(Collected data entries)
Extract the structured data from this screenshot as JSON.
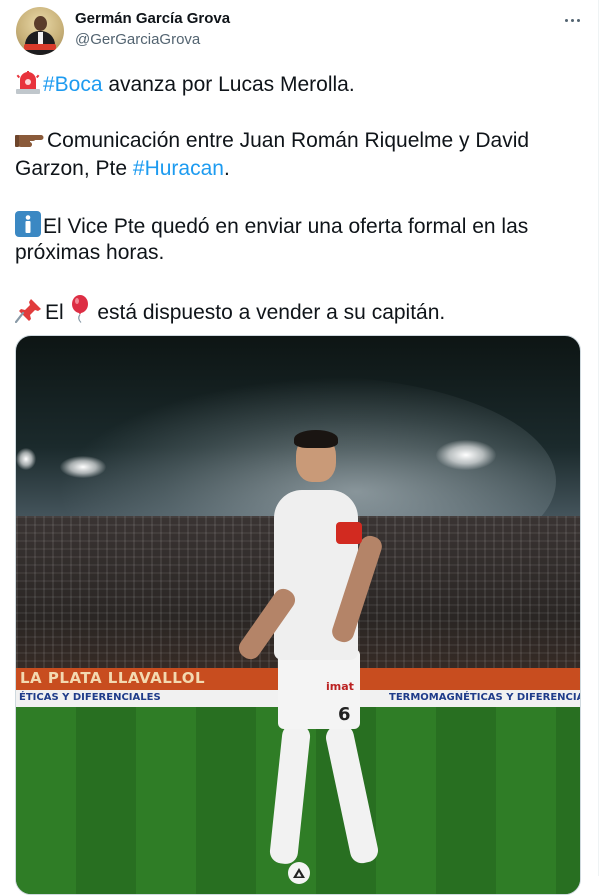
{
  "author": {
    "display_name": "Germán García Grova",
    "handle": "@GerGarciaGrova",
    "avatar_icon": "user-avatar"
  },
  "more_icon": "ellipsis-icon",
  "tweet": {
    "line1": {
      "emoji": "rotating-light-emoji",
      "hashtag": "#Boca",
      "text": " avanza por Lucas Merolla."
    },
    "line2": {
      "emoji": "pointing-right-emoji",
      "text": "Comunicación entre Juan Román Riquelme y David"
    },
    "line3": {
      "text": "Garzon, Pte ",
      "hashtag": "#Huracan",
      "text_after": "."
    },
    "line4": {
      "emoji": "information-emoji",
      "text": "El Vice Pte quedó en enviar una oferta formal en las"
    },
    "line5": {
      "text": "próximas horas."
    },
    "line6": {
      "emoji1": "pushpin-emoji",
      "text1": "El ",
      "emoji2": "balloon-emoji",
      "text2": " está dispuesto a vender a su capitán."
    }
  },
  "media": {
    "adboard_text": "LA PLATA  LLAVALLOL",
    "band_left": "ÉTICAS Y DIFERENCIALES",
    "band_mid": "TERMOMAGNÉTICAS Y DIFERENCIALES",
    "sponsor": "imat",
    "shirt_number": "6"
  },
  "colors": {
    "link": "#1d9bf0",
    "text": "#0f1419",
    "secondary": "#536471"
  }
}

§ WRITTEN EXERCISE
Without the pictures, repeat all the records word for word.

§ ANSWER FOR THE TASK
Extract the structured data from this screenshot as JSON.
{
  "author": {
    "display_name": "Germán García Grova",
    "handle": "@GerGarciaGrova",
    "avatar_icon": "user-avatar"
  },
  "more_icon": "ellipsis-icon",
  "tweet": {
    "line1": {
      "emoji": "rotating-light-emoji",
      "hashtag": "#Boca",
      "text": " avanza por Lucas Merolla."
    },
    "line2": {
      "emoji": "pointing-right-emoji",
      "text": "Comunicación entre Juan Román Riquelme y David"
    },
    "line3": {
      "text": "Garzon, Pte ",
      "hashtag": "#Huracan",
      "text_after": "."
    },
    "line4": {
      "emoji": "information-emoji",
      "text": "El Vice Pte quedó en enviar una oferta formal en las"
    },
    "line5": {
      "text": "próximas horas."
    },
    "line6": {
      "emoji1": "pushpin-emoji",
      "text1": "El ",
      "emoji2": "balloon-emoji",
      "text2": " está dispuesto a vender a su capitán."
    }
  },
  "media": {
    "adboard_text": "LA PLATA  LLAVALLOL",
    "band_left": "ÉTICAS Y DIFERENCIALES",
    "band_mid": "TERMOMAGNÉTICAS Y DIFERENCIALES",
    "sponsor": "imat",
    "shirt_number": "6"
  },
  "colors": {
    "link": "#1d9bf0",
    "text": "#0f1419",
    "secondary": "#536471"
  }
}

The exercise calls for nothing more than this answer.